» INSTRUCTION
In the passage on the Republican Party's troubles below, list every cause its first paragraph names, counting both what conservatives blame and what the passage says soured the public on Republicans.

» PASSAGE GIVEN
━━━━━━━━━━

Conservatives tend to blame their travails on Republican politicians’ missteps and especially on their inability to communicate. But the public’s unhappiness with Republicans goes much deeper than any such explanation. A mishandled war, coupled with intellectual exhaustion on the domestic front, has soured the public on them. It is not just the politicians but conservative voters themselves who are out of touch with the public, stuck in the glory days of the 1980s and not thinking nearly enough about how to make their principles relevant to the concerns of today. Unforeseen events could yet change the political environment radically. As it stands, Republicans are sleep-walking into catastrophe.1

What would be a rational Republican response to this grim state of affairs? Given both the apparent ideological heterogeneity of the candidates and the soul-searching taking place even in the pages of National Review about how badly conservatism has failed the country, one might think that the GOP in 2008 would disclaim at least some of its current radical conservative positions and inch back toward the political center.

━━━━━━━━━━

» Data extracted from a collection
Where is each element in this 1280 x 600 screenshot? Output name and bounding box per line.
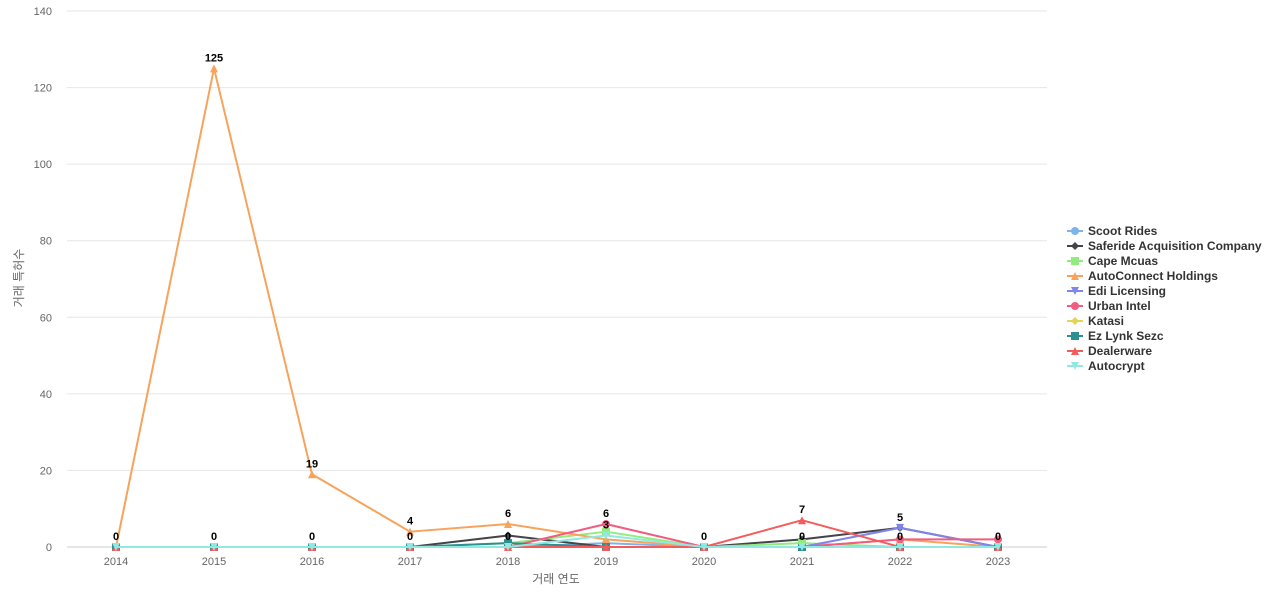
data-point[interactable] — [308, 470, 316, 479]
series-lines — [112, 64, 1002, 551]
data-label: 0 — [309, 531, 315, 543]
data-label: 0 — [995, 531, 1001, 543]
y-tick-label: 100 — [34, 159, 52, 171]
data-label: 0 — [799, 531, 805, 543]
x-tick-label: 2023 — [986, 556, 1010, 568]
legend-label: Urban Intel — [1088, 299, 1151, 313]
legend-item[interactable]: Ez Lynk Sezc — [1067, 329, 1164, 343]
series-autocrypt — [112, 531, 1002, 551]
y-tick-label: 80 — [40, 236, 52, 248]
grid-lines — [67, 10, 1047, 548]
legend-marker — [1071, 362, 1079, 370]
data-label: 0 — [211, 531, 217, 543]
data-point[interactable] — [406, 527, 414, 536]
legend-label: Ez Lynk Sezc — [1088, 329, 1164, 343]
legend-marker — [1071, 257, 1079, 265]
data-label: 6 — [505, 508, 511, 520]
data-label: 0 — [113, 531, 119, 543]
x-tick-label: 2018 — [496, 556, 520, 568]
y-tick-label: 120 — [34, 83, 52, 95]
data-label: 5 — [897, 512, 903, 524]
y-axis-title: 거래 특허수 — [12, 249, 26, 308]
legend-marker — [1071, 287, 1079, 295]
data-label: 6 — [603, 508, 609, 520]
legend-marker — [1071, 227, 1079, 235]
data-point[interactable] — [406, 543, 414, 551]
data-point[interactable] — [798, 516, 806, 525]
data-point[interactable] — [798, 543, 806, 551]
legend-marker — [1071, 317, 1079, 325]
data-point[interactable] — [602, 543, 610, 551]
x-tick-label: 2016 — [300, 556, 324, 568]
legend-label: Scoot Rides — [1088, 224, 1158, 238]
data-point[interactable] — [308, 543, 316, 551]
legend-item[interactable]: Urban Intel — [1067, 299, 1151, 313]
data-label: 19 — [306, 458, 318, 470]
data-point[interactable] — [112, 543, 120, 551]
x-tick-label: 2015 — [202, 556, 226, 568]
y-tick-label: 140 — [34, 6, 52, 18]
legend-item[interactable]: Katasi — [1067, 314, 1124, 328]
data-point[interactable] — [896, 543, 904, 551]
legend-marker — [1071, 242, 1079, 250]
data-point[interactable] — [210, 64, 218, 73]
data-point[interactable] — [896, 523, 904, 532]
data-label: 7 — [799, 504, 805, 516]
series-line — [115, 67, 999, 548]
legend-marker — [1071, 347, 1079, 355]
legend-item[interactable]: Cape Mcuas — [1067, 254, 1158, 268]
legend-item[interactable]: Saferide Acquisition Company — [1067, 239, 1262, 253]
data-point[interactable] — [602, 520, 610, 529]
y-tick-label: 20 — [40, 465, 52, 477]
y-tick-label: 0 — [46, 542, 52, 554]
legend-label: Katasi — [1088, 314, 1124, 328]
data-label: 125 — [205, 52, 223, 64]
data-label: 4 — [407, 516, 414, 528]
legend-label: Autocrypt — [1088, 359, 1145, 373]
legend-item[interactable]: Dealerware — [1067, 344, 1152, 358]
y-tick-label: 60 — [40, 312, 52, 324]
series-autoconnect-holdings — [112, 64, 1002, 551]
legend-item[interactable]: Autocrypt — [1067, 359, 1145, 373]
data-point[interactable] — [602, 531, 610, 540]
x-tick-label: 2017 — [398, 556, 422, 568]
data-point[interactable] — [210, 543, 218, 551]
legend-label: Cape Mcuas — [1088, 254, 1158, 268]
data-label: 0 — [407, 531, 413, 543]
legend-marker — [1071, 302, 1079, 310]
x-tick-label: 2022 — [888, 556, 912, 568]
data-label: 3 — [603, 520, 609, 532]
data-point[interactable] — [504, 531, 512, 540]
x-tick-label: 2014 — [104, 556, 128, 568]
x-tick-label: 2020 — [692, 556, 716, 568]
legend-item[interactable]: Scoot Rides — [1067, 224, 1158, 238]
x-tick-label: 2019 — [594, 556, 618, 568]
data-label: 0 — [505, 531, 511, 543]
legend-label: Edi Licensing — [1088, 284, 1166, 298]
data-point[interactable] — [504, 543, 512, 551]
x-axis-title: 거래 연도 — [532, 572, 580, 586]
x-tick-label: 2021 — [790, 556, 814, 568]
legend-label: AutoConnect Holdings — [1088, 269, 1218, 283]
series-line — [115, 534, 999, 548]
data-label: 0 — [701, 531, 707, 543]
data-point[interactable] — [994, 535, 1002, 544]
y-tick-label: 40 — [40, 389, 52, 401]
legend-item[interactable]: Edi Licensing — [1067, 284, 1166, 298]
data-point[interactable] — [896, 535, 904, 544]
data-point[interactable] — [700, 543, 708, 551]
data-point[interactable] — [504, 520, 512, 529]
legend-label: Saferide Acquisition Company — [1088, 239, 1262, 253]
data-point[interactable] — [994, 543, 1002, 551]
legend-item[interactable]: AutoConnect Holdings — [1067, 269, 1218, 283]
legend-marker — [1071, 332, 1079, 340]
data-label: 0 — [897, 531, 903, 543]
legend-label: Dealerware — [1088, 344, 1152, 358]
legend-marker — [1071, 272, 1079, 280]
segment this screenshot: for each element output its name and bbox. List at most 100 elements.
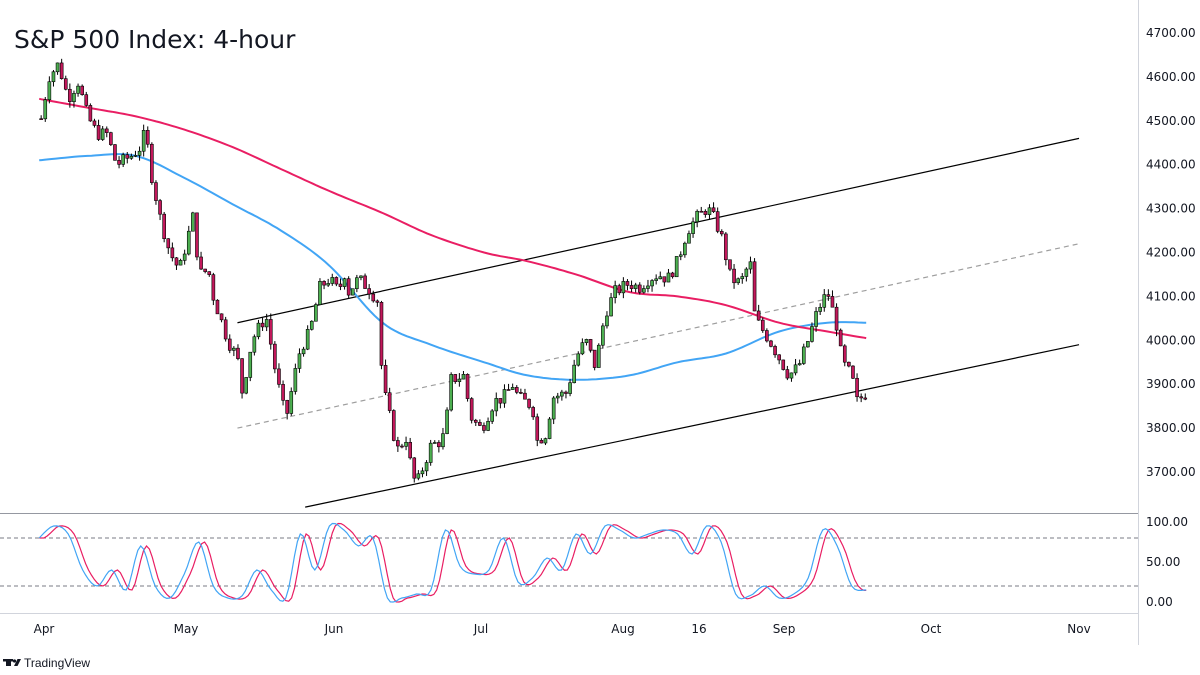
candle-body[interactable] [396,440,400,447]
candle-body[interactable] [309,320,314,330]
candle-body[interactable] [256,322,261,338]
candle-body[interactable] [268,319,273,345]
candle-body[interactable] [576,353,581,366]
candle-body[interactable] [195,212,199,258]
candle-body[interactable] [806,341,810,348]
candle-body[interactable] [191,212,195,232]
moving-average-fast-line[interactable] [39,153,867,381]
candle-body[interactable] [670,272,675,278]
candle-body[interactable] [346,278,351,296]
candle-body[interactable] [39,118,43,120]
channel-lower-line[interactable] [305,344,1080,508]
candle-body[interactable] [797,363,802,366]
candle-body[interactable] [387,392,392,411]
candle-body[interactable] [637,284,642,293]
candle-body[interactable] [592,349,597,368]
candle-body[interactable] [633,284,638,289]
candle-body[interactable] [59,62,64,79]
candle-body[interactable] [408,441,412,459]
candle-body[interactable] [666,272,671,283]
candle-body[interactable] [506,389,511,391]
stochastic-axis[interactable]: 100.00 50.00 0.00 [1146,515,1188,609]
candle-body[interactable] [264,319,269,328]
candle-body[interactable] [683,242,687,256]
candle-body[interactable] [277,368,281,385]
candle-body[interactable] [613,285,617,298]
candle-body[interactable] [154,182,158,201]
candle-body[interactable] [104,128,109,133]
candle-body[interactable] [539,440,544,444]
candle-body[interactable] [555,395,560,399]
candle-body[interactable] [498,398,503,404]
candle-body[interactable] [478,422,482,426]
candle-body[interactable] [703,210,708,215]
candle-body[interactable] [756,310,761,321]
candle-body[interactable] [125,154,130,159]
candle-body[interactable] [732,268,736,284]
candle-body[interactable] [314,304,318,322]
candle-body[interactable] [289,391,294,414]
candle-body[interactable] [203,268,207,272]
stochastic-d-line[interactable] [39,522,867,603]
candle-body[interactable] [244,377,248,394]
candle-body[interactable] [273,343,277,370]
candle-body[interactable] [621,281,626,294]
candle-body[interactable] [678,254,683,257]
candle-body[interactable] [584,339,589,343]
candle-body[interactable] [137,150,142,156]
candle-body[interactable] [744,268,749,277]
candle-body[interactable] [141,130,146,152]
candle-body[interactable] [527,398,531,408]
candle-body[interactable] [162,213,166,240]
candle-body[interactable] [588,339,593,351]
candle-body[interactable] [510,387,515,390]
candle-body[interactable] [842,345,847,363]
candle-body[interactable] [572,364,576,384]
candle-body[interactable] [543,438,548,444]
candle-body[interactable] [781,359,786,370]
candle-body[interactable] [359,275,363,279]
candle-body[interactable] [281,384,285,401]
moving-average-slow-line[interactable] [38,97,867,340]
candle-body[interactable] [432,442,437,444]
candle-body[interactable] [113,144,117,161]
candle-body[interactable] [748,261,753,270]
candle-body[interactable] [596,344,601,368]
candle-body[interactable] [449,374,453,411]
candle-body[interactable] [752,261,757,312]
candle-body[interactable] [551,397,556,420]
candle-body[interactable] [330,277,335,284]
candle-body[interactable] [334,277,339,285]
candle-body[interactable] [63,78,68,90]
candle-body[interactable] [305,329,310,350]
candle-body[interactable] [658,276,663,280]
candle-body[interactable] [740,276,745,280]
candle-body[interactable] [400,445,404,448]
candle-body[interactable] [92,120,97,126]
candle-body[interactable] [736,278,740,284]
candle-body[interactable] [793,364,798,374]
candle-body[interactable] [391,410,396,441]
candle-body[interactable] [297,353,302,369]
candle-body[interactable] [207,271,212,275]
candle-body[interactable] [695,210,699,223]
candle-body[interactable] [215,299,220,315]
candle-body[interactable] [535,416,540,441]
candle-body[interactable] [494,398,499,412]
candle-body[interactable] [605,315,609,327]
candle-body[interactable] [654,278,658,281]
candle-body[interactable] [826,294,831,297]
candle-body[interactable] [219,313,224,321]
candle-body[interactable] [133,155,138,157]
candle-body[interactable] [473,419,478,423]
candle-body[interactable] [457,378,462,382]
candle-body[interactable] [789,372,794,379]
candle-body[interactable] [236,347,240,359]
candle-body[interactable] [72,93,76,103]
candle-body[interactable] [367,288,371,295]
candle-body[interactable] [318,281,322,305]
candle-body[interactable] [617,285,622,294]
candle-body[interactable] [719,231,724,235]
candle-body[interactable] [232,347,236,351]
candle-body[interactable] [502,389,507,404]
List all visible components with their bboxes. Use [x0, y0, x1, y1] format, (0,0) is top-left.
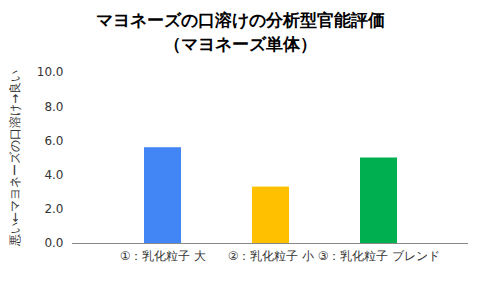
- svg-text:③：乳化粒子 ブレンド: ③：乳化粒子 ブレンド: [318, 249, 441, 263]
- html-text:（マヨネーズ単体）: （マヨネーズ単体）: [163, 34, 317, 54]
- svg-text:8.0: 8.0: [44, 100, 63, 114]
- svg-text:10.0: 10.0: [37, 65, 64, 79]
- svg-text:①：乳化粒子 大: ①：乳化粒子 大: [120, 249, 207, 263]
- svg-text:2.0: 2.0: [44, 202, 63, 216]
- svg-text:②：乳化粒子 小: ②：乳化粒子 小: [228, 249, 315, 263]
- svg-text:4.0: 4.0: [44, 168, 63, 182]
- svg-text:6.0: 6.0: [44, 134, 63, 148]
- svg-text:悪い←マヨネーズの口溶け→良い: 悪い←マヨネーズの口溶け→良い: [8, 70, 22, 247]
- html-text:マヨネーズの口溶けの分析型官能評価: マヨネーズの口溶けの分析型官能評価: [95, 10, 385, 30]
- svg-text:0.0: 0.0: [44, 236, 63, 250]
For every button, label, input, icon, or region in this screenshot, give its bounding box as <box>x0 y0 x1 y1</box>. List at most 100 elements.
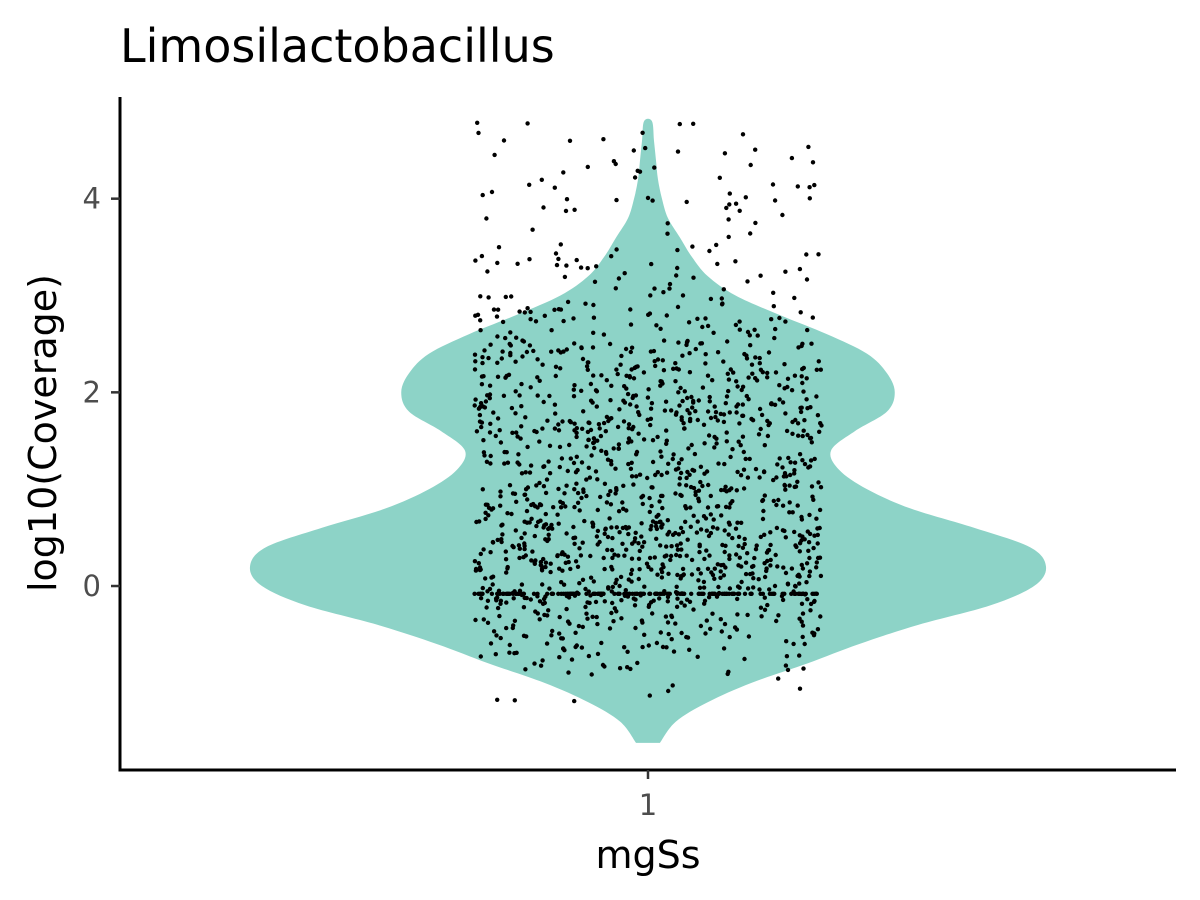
data-point <box>653 472 658 478</box>
data-point <box>676 466 681 471</box>
data-point <box>768 563 773 568</box>
data-point <box>495 360 500 365</box>
data-point <box>531 501 536 507</box>
data-point <box>543 522 549 527</box>
data-point <box>577 581 582 586</box>
data-point <box>475 312 481 317</box>
data-point <box>654 591 659 596</box>
data-point <box>773 552 778 558</box>
data-point <box>579 345 584 350</box>
data-point <box>700 483 705 489</box>
data-point <box>608 398 613 403</box>
data-point <box>810 315 815 320</box>
data-point <box>493 433 498 439</box>
data-point <box>507 483 513 488</box>
data-point <box>538 663 544 668</box>
data-point <box>723 401 728 406</box>
data-point <box>660 358 665 363</box>
data-point <box>591 330 596 335</box>
data-point <box>611 619 616 624</box>
data-point <box>808 458 814 463</box>
data-point <box>494 633 499 638</box>
data-point <box>547 443 553 448</box>
data-point <box>541 484 547 489</box>
data-point <box>562 274 568 280</box>
data-point <box>725 671 730 677</box>
data-point <box>682 603 687 608</box>
data-point <box>804 252 809 257</box>
data-point <box>784 428 790 434</box>
data-point <box>819 423 824 428</box>
data-point <box>654 536 659 541</box>
data-point <box>540 362 545 367</box>
data-point <box>715 418 720 423</box>
data-point <box>557 655 562 660</box>
data-point <box>476 130 481 136</box>
data-point <box>609 254 614 259</box>
data-point <box>658 449 663 454</box>
data-point <box>628 466 634 471</box>
data-point <box>805 327 810 333</box>
data-point <box>746 375 751 380</box>
data-point <box>707 394 712 400</box>
data-point <box>812 182 817 188</box>
data-point <box>486 295 491 300</box>
data-point <box>707 399 712 404</box>
data-point <box>774 618 779 624</box>
data-point <box>591 373 596 378</box>
data-point <box>747 456 752 462</box>
data-point <box>661 338 667 343</box>
data-point <box>522 546 527 552</box>
data-point <box>614 197 619 203</box>
data-point <box>646 387 651 392</box>
data-point <box>666 631 671 637</box>
data-point <box>505 564 510 570</box>
data-point <box>752 555 757 561</box>
data-point <box>601 332 607 337</box>
data-point <box>785 376 791 381</box>
data-point <box>676 532 682 537</box>
data-point <box>783 487 788 492</box>
data-point <box>619 616 624 621</box>
data-point <box>575 490 581 496</box>
data-point <box>647 693 652 698</box>
data-point <box>603 527 608 532</box>
data-point <box>649 401 655 406</box>
data-point <box>784 654 790 659</box>
data-point <box>546 532 551 537</box>
data-point <box>501 138 507 143</box>
data-point <box>735 520 740 525</box>
data-point <box>695 519 700 524</box>
data-point <box>804 376 809 381</box>
data-point <box>704 528 709 533</box>
data-point <box>718 569 723 574</box>
data-point <box>705 323 711 329</box>
data-point <box>586 437 591 442</box>
data-point <box>717 175 722 180</box>
data-point <box>636 576 641 582</box>
data-point <box>629 460 634 465</box>
data-point <box>622 645 627 650</box>
data-point <box>726 591 732 596</box>
data-point <box>704 618 709 623</box>
data-point <box>708 626 713 631</box>
data-point <box>655 572 660 577</box>
data-point <box>776 613 781 618</box>
data-point <box>503 294 508 300</box>
data-point <box>687 370 693 375</box>
data-point <box>626 436 632 441</box>
data-point <box>751 563 756 569</box>
data-point <box>715 526 720 531</box>
data-point <box>513 389 518 394</box>
data-point <box>603 449 609 455</box>
data-point <box>705 566 711 571</box>
data-point <box>478 294 483 299</box>
data-point <box>688 416 693 422</box>
data-point <box>658 543 663 548</box>
data-point <box>726 217 731 222</box>
data-point <box>780 212 785 218</box>
data-point <box>524 634 529 639</box>
data-point <box>665 594 671 600</box>
data-point <box>797 653 802 658</box>
data-point <box>498 601 503 606</box>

━━━━━━━━━━

» SOLVED EXERCISE
- Republican politicians' missteps
- Republican politicians' inability to communicate
- A mishandled war
- Intellectual exhaustion on the domestic front